— DATA PROVIDED —
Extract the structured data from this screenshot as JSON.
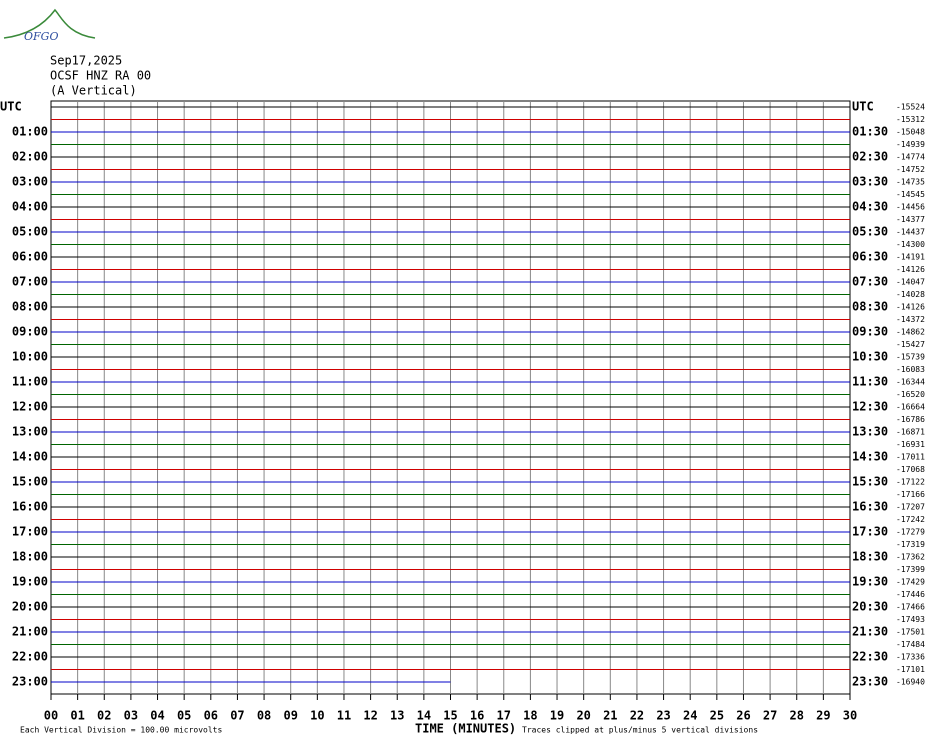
{
  "logo": "OFGO",
  "header": [
    "Sep17,2025",
    "OCSF HNZ RA 00",
    "(A Vertical)"
  ],
  "left_labels": [
    "UTC",
    "01:00",
    "02:00",
    "03:00",
    "04:00",
    "05:00",
    "06:00",
    "07:00",
    "08:00",
    "09:00",
    "10:00",
    "11:00",
    "12:00",
    "13:00",
    "14:00",
    "15:00",
    "16:00",
    "17:00",
    "18:00",
    "19:00",
    "20:00",
    "21:00",
    "22:00",
    "23:00"
  ],
  "right_labels": [
    "UTC",
    "01:30",
    "02:30",
    "03:30",
    "04:30",
    "05:30",
    "06:30",
    "07:30",
    "08:30",
    "09:30",
    "10:30",
    "11:30",
    "12:30",
    "13:30",
    "14:30",
    "15:30",
    "16:30",
    "17:30",
    "18:30",
    "19:30",
    "20:30",
    "21:30",
    "22:30",
    "23:30"
  ],
  "trace_offsets": [
    "-15524",
    "-15312",
    "-15048",
    "-14939",
    "-14774",
    "-14752",
    "-14735",
    "-14545",
    "-14456",
    "-14377",
    "-14437",
    "-14300",
    "-14191",
    "-14126",
    "-14047",
    "-14028",
    "-14126",
    "-14372",
    "-14862",
    "-15427",
    "-15739",
    "-16083",
    "-16344",
    "-16520",
    "-16664",
    "-16786",
    "-16871",
    "-16931",
    "-17011",
    "-17068",
    "-17122",
    "-17166",
    "-17207",
    "-17242",
    "-17279",
    "-17319",
    "-17362",
    "-17399",
    "-17429",
    "-17446",
    "-17466",
    "-17493",
    "-17501",
    "-17484",
    "-17336",
    "-17101",
    "-16940"
  ],
  "x_ticks": [
    "00",
    "01",
    "02",
    "03",
    "04",
    "05",
    "06",
    "07",
    "08",
    "09",
    "10",
    "11",
    "12",
    "13",
    "14",
    "15",
    "16",
    "17",
    "18",
    "19",
    "20",
    "21",
    "22",
    "23",
    "24",
    "25",
    "26",
    "27",
    "28",
    "29",
    "30"
  ],
  "x_axis_title": "TIME (MINUTES)",
  "footer_left": "Each Vertical Division =  100.00 microvolts",
  "footer_right": "Traces clipped at plus/minus 5 vertical divisions"
}
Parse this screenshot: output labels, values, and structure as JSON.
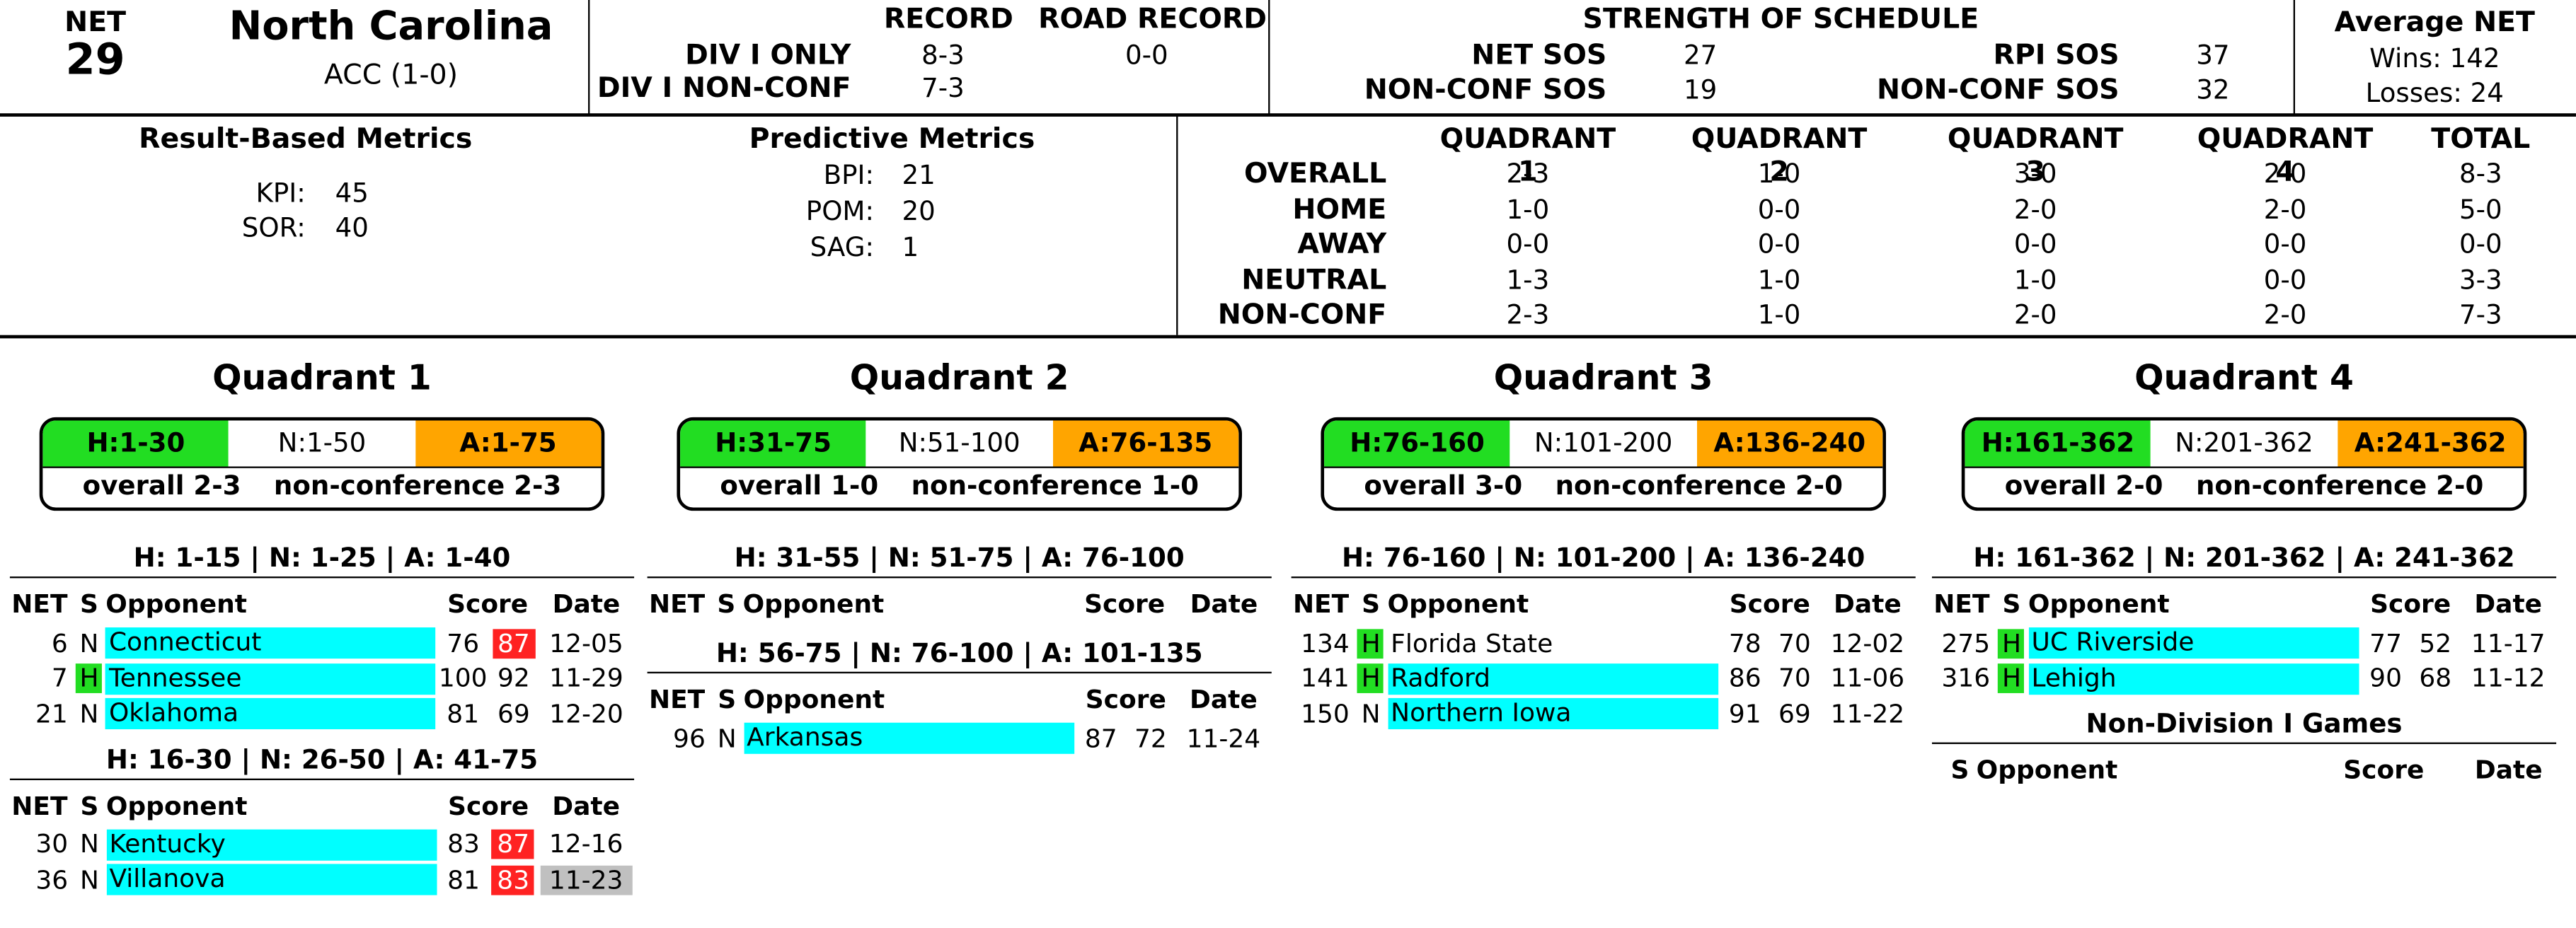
{
  "team": {
    "net_label": "NET",
    "net_rank": "29",
    "name": "North Carolina",
    "conference": "ACC (1-0)"
  },
  "record": {
    "record_header": "RECORD",
    "road_header": "ROAD RECORD",
    "div1_only_label": "DIV I ONLY",
    "div1_only_value": "8-3",
    "div1_nonconf_label": "DIV I NON-CONF",
    "div1_nonconf_value": "7-3",
    "road_value": "0-0"
  },
  "sos": {
    "header": "STRENGTH OF SCHEDULE",
    "net_sos_label": "NET SOS",
    "net_sos": "27",
    "rpi_sos_label": "RPI SOS",
    "rpi_sos": "37",
    "nonconf_sos_label": "NON-CONF SOS",
    "nonconf_sos": "19",
    "rpi_nonconf_sos_label": "NON-CONF SOS",
    "rpi_nonconf_sos": "32"
  },
  "avg_net": {
    "header": "Average NET",
    "wins": "Wins: 142",
    "losses": "Losses: 24"
  },
  "result_metrics": {
    "header": "Result-Based Metrics",
    "kpi_label": "KPI:",
    "kpi": "45",
    "sor_label": "SOR:",
    "sor": "40"
  },
  "predictive_metrics": {
    "header": "Predictive Metrics",
    "bpi_label": "BPI:",
    "bpi": "21",
    "pom_label": "POM:",
    "pom": "20",
    "sag_label": "SAG:",
    "sag": "1"
  },
  "quad_table": {
    "headers": [
      "QUADRANT 1",
      "QUADRANT 2",
      "QUADRANT 3",
      "QUADRANT 4",
      "TOTAL"
    ],
    "rows": [
      {
        "label": "OVERALL",
        "values": [
          "2-3",
          "1-0",
          "3-0",
          "2-0",
          "8-3"
        ]
      },
      {
        "label": "HOME",
        "values": [
          "1-0",
          "0-0",
          "2-0",
          "2-0",
          "5-0"
        ]
      },
      {
        "label": "AWAY",
        "values": [
          "0-0",
          "0-0",
          "0-0",
          "0-0",
          "0-0"
        ]
      },
      {
        "label": "NEUTRAL",
        "values": [
          "1-3",
          "1-0",
          "1-0",
          "0-0",
          "3-3"
        ]
      },
      {
        "label": "NON-CONF",
        "values": [
          "2-3",
          "1-0",
          "2-0",
          "2-0",
          "7-3"
        ]
      }
    ]
  },
  "table_headers": {
    "net": "NET",
    "s": "S",
    "opponent": "Opponent",
    "score": "Score",
    "date": "Date"
  },
  "quadrants": [
    {
      "title": "Quadrant 1",
      "h": "H:1-30",
      "n": "N:1-50",
      "a": "A:1-75",
      "overall": "overall 2-3",
      "nonconf": "non-conference 2-3",
      "groups": [
        {
          "range": "H: 1-15 | N: 1-25 | A: 1-40",
          "games": [
            {
              "net": "6",
              "s": "N",
              "opp": "Connecticut",
              "score1": "76",
              "score2": "87",
              "date": "12-05",
              "loss": true,
              "home": false,
              "grey": false
            },
            {
              "net": "7",
              "s": "H",
              "opp": "Tennessee",
              "score1": "100",
              "score2": "92",
              "date": "11-29",
              "loss": false,
              "home": true,
              "grey": false
            },
            {
              "net": "21",
              "s": "N",
              "opp": "Oklahoma",
              "score1": "81",
              "score2": "69",
              "date": "12-20",
              "loss": false,
              "home": false,
              "grey": false
            }
          ]
        },
        {
          "range": "H: 16-30 | N: 26-50 | A: 41-75",
          "games": [
            {
              "net": "30",
              "s": "N",
              "opp": "Kentucky",
              "score1": "83",
              "score2": "87",
              "date": "12-16",
              "loss": true,
              "home": false,
              "grey": false
            },
            {
              "net": "36",
              "s": "N",
              "opp": "Villanova",
              "score1": "81",
              "score2": "83",
              "date": "11-23",
              "loss": true,
              "home": false,
              "grey": true
            }
          ]
        }
      ]
    },
    {
      "title": "Quadrant 2",
      "h": "H:31-75",
      "n": "N:51-100",
      "a": "A:76-135",
      "overall": "overall 1-0",
      "nonconf": "non-conference 1-0",
      "groups": [
        {
          "range": "H: 31-55 | N: 51-75 | A: 76-100",
          "games": []
        },
        {
          "range": "H: 56-75 | N: 76-100 | A: 101-135",
          "games": [
            {
              "net": "96",
              "s": "N",
              "opp": "Arkansas",
              "score1": "87",
              "score2": "72",
              "date": "11-24",
              "loss": false,
              "home": false,
              "grey": false
            }
          ]
        }
      ]
    },
    {
      "title": "Quadrant 3",
      "h": "H:76-160",
      "n": "N:101-200",
      "a": "A:136-240",
      "overall": "overall 3-0",
      "nonconf": "non-conference 2-0",
      "groups": [
        {
          "range": "H: 76-160 | N: 101-200 | A: 136-240",
          "games": [
            {
              "net": "134",
              "s": "H",
              "opp": "Florida State",
              "score1": "78",
              "score2": "70",
              "date": "12-02",
              "loss": false,
              "home": true,
              "grey": false,
              "nohl": true
            },
            {
              "net": "141",
              "s": "H",
              "opp": "Radford",
              "score1": "86",
              "score2": "70",
              "date": "11-06",
              "loss": false,
              "home": true,
              "grey": false
            },
            {
              "net": "150",
              "s": "N",
              "opp": "Northern Iowa",
              "score1": "91",
              "score2": "69",
              "date": "11-22",
              "loss": false,
              "home": false,
              "grey": false
            }
          ]
        }
      ]
    },
    {
      "title": "Quadrant 4",
      "h": "H:161-362",
      "n": "N:201-362",
      "a": "A:241-362",
      "overall": "overall 2-0",
      "nonconf": "non-conference 2-0",
      "groups": [
        {
          "range": "H: 161-362 | N: 201-362 | A: 241-362",
          "games": [
            {
              "net": "275",
              "s": "H",
              "opp": "UC Riverside",
              "score1": "77",
              "score2": "52",
              "date": "11-17",
              "loss": false,
              "home": true,
              "grey": false
            },
            {
              "net": "316",
              "s": "H",
              "opp": "Lehigh",
              "score1": "90",
              "score2": "68",
              "date": "11-12",
              "loss": false,
              "home": true,
              "grey": false
            }
          ]
        }
      ],
      "non_div": {
        "title": "Non-Division I Games",
        "headers": {
          "s": "S",
          "opponent": "Opponent",
          "score": "Score",
          "date": "Date"
        }
      }
    }
  ]
}
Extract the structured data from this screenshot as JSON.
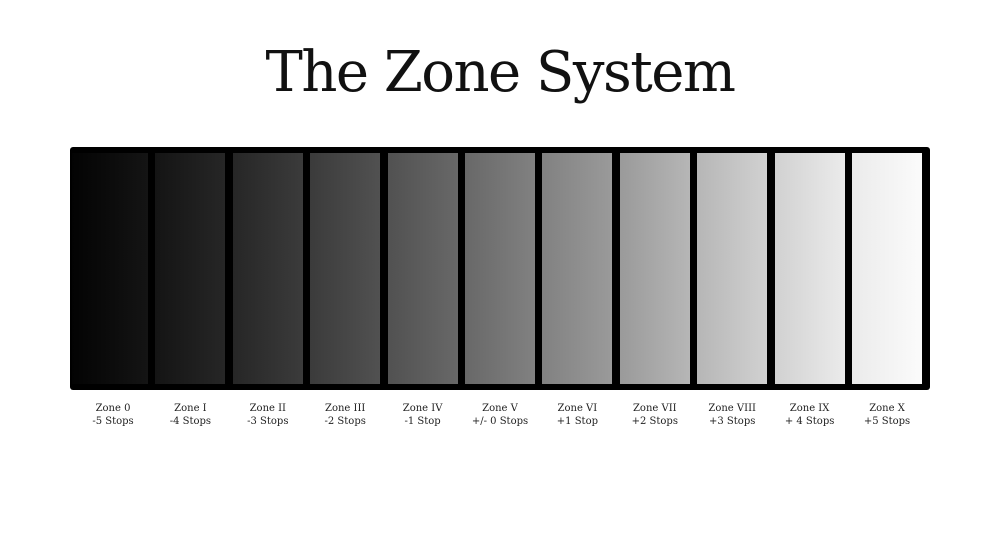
{
  "title": "The Zone System",
  "zones": [
    {
      "name": "Zone 0",
      "stops": "-5 Stops",
      "tone_from": "#030303",
      "tone_to": "#141414"
    },
    {
      "name": "Zone I",
      "stops": "-4 Stops",
      "tone_from": "#141414",
      "tone_to": "#262626"
    },
    {
      "name": "Zone II",
      "stops": "-3 Stops",
      "tone_from": "#262626",
      "tone_to": "#3b3b3b"
    },
    {
      "name": "Zone III",
      "stops": "-2 Stops",
      "tone_from": "#3b3b3b",
      "tone_to": "#515151"
    },
    {
      "name": "Zone IV",
      "stops": "-1 Stop",
      "tone_from": "#515151",
      "tone_to": "#686868"
    },
    {
      "name": "Zone V",
      "stops": "+/- 0 Stops",
      "tone_from": "#686868",
      "tone_to": "#818181"
    },
    {
      "name": "Zone VI",
      "stops": "+1 Stop",
      "tone_from": "#818181",
      "tone_to": "#9a9a9a"
    },
    {
      "name": "Zone VII",
      "stops": "+2 Stops",
      "tone_from": "#9a9a9a",
      "tone_to": "#b6b6b6"
    },
    {
      "name": "Zone VIII",
      "stops": "+3 Stops",
      "tone_from": "#b6b6b6",
      "tone_to": "#d1d1d1"
    },
    {
      "name": "Zone IX",
      "stops": "+ 4 Stops",
      "tone_from": "#d1d1d1",
      "tone_to": "#ebebeb"
    },
    {
      "name": "Zone X",
      "stops": "+5 Stops",
      "tone_from": "#ebebeb",
      "tone_to": "#fbfbfb"
    }
  ]
}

— YOUR GOAL —
Report all lines of the data that include the word "conference".

— RESULT BELOW —
    "conference": "ACC (1-0)"
      "nonconf": "non-conference 2-3",
      "nonconf": "non-conference 1-0",
      "nonconf": "non-conference 2-0",
      "nonconf": "non-conference 2-0",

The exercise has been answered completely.